Set task -
In the listing below, find every line with the string "Answer" and pull it out.
───── Exercise data
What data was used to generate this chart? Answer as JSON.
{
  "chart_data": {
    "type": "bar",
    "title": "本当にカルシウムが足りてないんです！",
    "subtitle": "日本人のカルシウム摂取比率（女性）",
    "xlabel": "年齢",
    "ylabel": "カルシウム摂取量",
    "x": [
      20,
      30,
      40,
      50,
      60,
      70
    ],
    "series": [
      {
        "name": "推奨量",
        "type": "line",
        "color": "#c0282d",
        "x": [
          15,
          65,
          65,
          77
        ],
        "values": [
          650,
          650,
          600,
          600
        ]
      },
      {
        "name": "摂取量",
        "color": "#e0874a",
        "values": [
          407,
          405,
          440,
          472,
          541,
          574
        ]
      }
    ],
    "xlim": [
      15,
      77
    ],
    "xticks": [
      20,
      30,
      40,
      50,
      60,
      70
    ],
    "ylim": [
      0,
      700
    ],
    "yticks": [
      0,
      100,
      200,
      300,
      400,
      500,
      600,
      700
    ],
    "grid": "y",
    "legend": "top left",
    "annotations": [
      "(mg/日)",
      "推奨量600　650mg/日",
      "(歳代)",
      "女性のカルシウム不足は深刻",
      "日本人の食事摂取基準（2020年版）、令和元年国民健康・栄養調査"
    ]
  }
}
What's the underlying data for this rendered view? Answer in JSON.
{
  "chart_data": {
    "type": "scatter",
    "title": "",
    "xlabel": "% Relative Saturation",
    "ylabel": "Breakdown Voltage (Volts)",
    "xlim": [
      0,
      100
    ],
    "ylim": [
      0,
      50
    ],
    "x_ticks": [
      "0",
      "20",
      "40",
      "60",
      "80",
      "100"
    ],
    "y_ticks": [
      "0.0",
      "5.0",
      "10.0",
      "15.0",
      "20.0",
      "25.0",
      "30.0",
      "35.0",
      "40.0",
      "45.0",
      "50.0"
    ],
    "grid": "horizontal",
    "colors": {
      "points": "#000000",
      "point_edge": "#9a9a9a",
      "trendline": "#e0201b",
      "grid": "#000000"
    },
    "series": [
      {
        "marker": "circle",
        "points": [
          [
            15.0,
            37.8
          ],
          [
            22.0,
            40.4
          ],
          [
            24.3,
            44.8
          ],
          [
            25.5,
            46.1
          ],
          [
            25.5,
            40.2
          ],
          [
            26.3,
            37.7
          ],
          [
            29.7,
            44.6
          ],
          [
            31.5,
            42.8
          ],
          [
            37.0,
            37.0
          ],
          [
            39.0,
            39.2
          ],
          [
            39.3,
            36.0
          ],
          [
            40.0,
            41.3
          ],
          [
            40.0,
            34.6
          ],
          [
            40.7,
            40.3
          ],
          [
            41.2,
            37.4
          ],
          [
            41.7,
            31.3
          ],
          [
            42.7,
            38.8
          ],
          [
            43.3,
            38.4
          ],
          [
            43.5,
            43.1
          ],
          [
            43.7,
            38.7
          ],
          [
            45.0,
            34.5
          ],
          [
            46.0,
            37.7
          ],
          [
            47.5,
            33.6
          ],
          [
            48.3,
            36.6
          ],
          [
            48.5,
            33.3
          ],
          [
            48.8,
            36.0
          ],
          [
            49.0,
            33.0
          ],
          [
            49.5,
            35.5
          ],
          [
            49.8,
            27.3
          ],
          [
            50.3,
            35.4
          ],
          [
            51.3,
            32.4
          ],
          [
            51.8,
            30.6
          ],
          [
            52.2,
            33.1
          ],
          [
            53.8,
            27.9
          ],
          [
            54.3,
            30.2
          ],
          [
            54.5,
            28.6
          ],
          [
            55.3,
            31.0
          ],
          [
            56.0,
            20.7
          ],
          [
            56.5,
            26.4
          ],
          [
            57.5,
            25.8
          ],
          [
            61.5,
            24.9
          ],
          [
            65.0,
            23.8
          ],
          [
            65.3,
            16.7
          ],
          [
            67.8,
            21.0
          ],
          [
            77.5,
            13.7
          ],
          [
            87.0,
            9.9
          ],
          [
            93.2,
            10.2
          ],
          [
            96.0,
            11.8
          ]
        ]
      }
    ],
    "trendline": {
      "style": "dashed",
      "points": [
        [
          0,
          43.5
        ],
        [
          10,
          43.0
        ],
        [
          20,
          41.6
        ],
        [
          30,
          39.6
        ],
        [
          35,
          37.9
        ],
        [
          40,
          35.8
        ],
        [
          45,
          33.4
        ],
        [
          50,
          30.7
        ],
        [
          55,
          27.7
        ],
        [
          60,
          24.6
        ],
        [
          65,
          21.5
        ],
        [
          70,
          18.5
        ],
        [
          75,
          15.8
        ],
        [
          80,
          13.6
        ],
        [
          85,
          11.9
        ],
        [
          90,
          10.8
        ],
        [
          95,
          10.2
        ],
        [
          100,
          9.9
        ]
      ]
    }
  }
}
──────────
Task result -
What data was used to generate this chart? Answer as JSON.
What's the underlying data for this rendered view? Answer in JSON.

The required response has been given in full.